Record estratti:
===
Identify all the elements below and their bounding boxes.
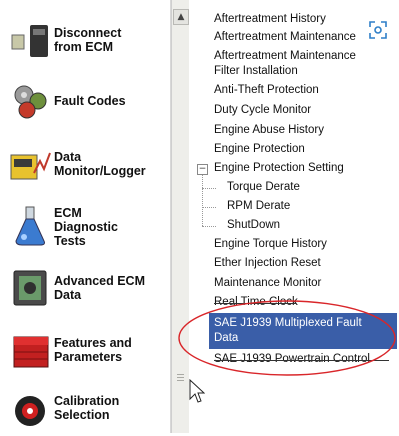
scroll-grip-line bbox=[177, 380, 184, 381]
tree-item[interactable]: Engine Abuse History bbox=[189, 123, 399, 139]
nav-item-calibration-selection[interactable]: Calibration Selection bbox=[0, 380, 170, 436]
tree-item[interactable]: Maintenance Monitor bbox=[189, 276, 399, 292]
tree-subitem[interactable]: ShutDown bbox=[189, 218, 399, 234]
advanced-ecm-icon bbox=[13, 270, 47, 306]
nav-label: Disconnect from ECM bbox=[54, 26, 122, 54]
nav-item-advanced-ecm-data[interactable]: Advanced ECM Data bbox=[0, 260, 170, 316]
tree-item[interactable]: Duty Cycle Monitor bbox=[189, 103, 399, 119]
scroll-up-button[interactable]: ▲ bbox=[173, 9, 189, 25]
nav-item-ecm-diagnostic-tests[interactable]: ECM Diagnostic Tests bbox=[0, 198, 170, 254]
collapse-icon[interactable]: − bbox=[197, 164, 208, 175]
tree-subitem[interactable]: RPM Derate bbox=[189, 199, 399, 215]
disconnect-icon bbox=[11, 25, 48, 57]
diagnostic-tests-icon bbox=[15, 206, 45, 246]
tree-item[interactable]: Engine Torque History bbox=[189, 237, 399, 253]
fault-codes-icon bbox=[14, 85, 47, 119]
nav-item-features-parameters[interactable]: Features and Parameters bbox=[0, 322, 170, 378]
nav-label: Features and Parameters bbox=[54, 336, 132, 364]
features-parameters-icon bbox=[13, 336, 49, 368]
tree-item[interactable]: Anti-Theft Protection bbox=[189, 83, 399, 99]
tree-item-expanded[interactable]: − Engine Protection Setting bbox=[189, 161, 399, 177]
tree-item[interactable]: Engine Protection bbox=[189, 142, 399, 158]
nav-item-data-monitor[interactable]: Data Monitor/Logger bbox=[0, 136, 170, 192]
nav-label: Fault Codes bbox=[54, 94, 126, 108]
nav-label: ECM Diagnostic Tests bbox=[54, 206, 118, 248]
nav-label: Data Monitor/Logger bbox=[54, 150, 146, 178]
tree-item[interactable]: Ether Injection Reset bbox=[189, 256, 399, 272]
nav-label: Advanced ECM Data bbox=[54, 274, 145, 302]
left-nav-panel: Disconnect from ECM Fault Codes Data Mon… bbox=[0, 0, 171, 433]
calibration-icon bbox=[15, 396, 45, 426]
scan-focus-icon[interactable] bbox=[368, 20, 388, 40]
nav-item-disconnect[interactable]: Disconnect from ECM bbox=[0, 12, 170, 68]
data-monitor-icon bbox=[10, 152, 51, 180]
nav-item-fault-codes[interactable]: Fault Codes bbox=[0, 74, 170, 130]
nav-label: Calibration Selection bbox=[54, 394, 120, 422]
chevron-up-icon: ▲ bbox=[177, 12, 185, 22]
mouse-pointer-icon bbox=[189, 379, 205, 403]
tree-item[interactable]: Aftertreatment Maintenance Filter Instal… bbox=[189, 49, 399, 81]
annotation-ellipse bbox=[178, 300, 396, 376]
tree-subitem[interactable]: Torque Derate bbox=[189, 180, 399, 196]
===
Trascrivi parola per parola tutti i record riportati sopra, senza includere le immagini.

Risultato del compito —
Identify all the elements below and their bounding boxes.
scroll-grip-line bbox=[177, 380, 184, 381]
tree-item[interactable]: Engine Abuse History bbox=[189, 123, 399, 139]
nav-item-calibration-selection[interactable]: Calibration Selection bbox=[0, 380, 170, 436]
tree-item[interactable]: Maintenance Monitor bbox=[189, 276, 399, 292]
tree-subitem[interactable]: ShutDown bbox=[189, 218, 399, 234]
advanced-ecm-icon bbox=[13, 270, 47, 306]
nav-label: Disconnect from ECM bbox=[54, 26, 122, 54]
nav-item-advanced-ecm-data[interactable]: Advanced ECM Data bbox=[0, 260, 170, 316]
tree-item[interactable]: Duty Cycle Monitor bbox=[189, 103, 399, 119]
scroll-up-button[interactable]: ▲ bbox=[173, 9, 189, 25]
nav-item-ecm-diagnostic-tests[interactable]: ECM Diagnostic Tests bbox=[0, 198, 170, 254]
collapse-icon[interactable]: − bbox=[197, 164, 208, 175]
tree-subitem[interactable]: RPM Derate bbox=[189, 199, 399, 215]
disconnect-icon bbox=[11, 25, 48, 57]
diagnostic-tests-icon bbox=[15, 206, 45, 246]
tree-item[interactable]: Engine Torque History bbox=[189, 237, 399, 253]
fault-codes-icon bbox=[14, 85, 47, 119]
nav-item-features-parameters[interactable]: Features and Parameters bbox=[0, 322, 170, 378]
nav-label: Features and Parameters bbox=[54, 336, 132, 364]
features-parameters-icon bbox=[13, 336, 49, 368]
tree-item[interactable]: Anti-Theft Protection bbox=[189, 83, 399, 99]
tree-item-expanded[interactable]: − Engine Protection Setting bbox=[189, 161, 399, 177]
tree-item[interactable]: Engine Protection bbox=[189, 142, 399, 158]
nav-item-data-monitor[interactable]: Data Monitor/Logger bbox=[0, 136, 170, 192]
nav-label: Fault Codes bbox=[54, 94, 126, 108]
nav-label: ECM Diagnostic Tests bbox=[54, 206, 118, 248]
nav-label: Data Monitor/Logger bbox=[54, 150, 146, 178]
tree-item[interactable]: Ether Injection Reset bbox=[189, 256, 399, 272]
nav-label: Advanced ECM Data bbox=[54, 274, 145, 302]
left-nav-panel: Disconnect from ECM Fault Codes Data Mon… bbox=[0, 0, 171, 433]
calibration-icon bbox=[15, 396, 45, 426]
scan-focus-icon[interactable] bbox=[368, 20, 388, 40]
nav-item-disconnect[interactable]: Disconnect from ECM bbox=[0, 12, 170, 68]
data-monitor-icon bbox=[10, 152, 51, 180]
nav-item-fault-codes[interactable]: Fault Codes bbox=[0, 74, 170, 130]
nav-label: Calibration Selection bbox=[54, 394, 120, 422]
chevron-up-icon: ▲ bbox=[177, 12, 185, 22]
mouse-pointer-icon bbox=[189, 379, 205, 403]
tree-item[interactable]: Aftertreatment Maintenance Filter Instal… bbox=[189, 49, 399, 81]
annotation-ellipse bbox=[178, 300, 396, 376]
tree-subitem[interactable]: Torque Derate bbox=[189, 180, 399, 196]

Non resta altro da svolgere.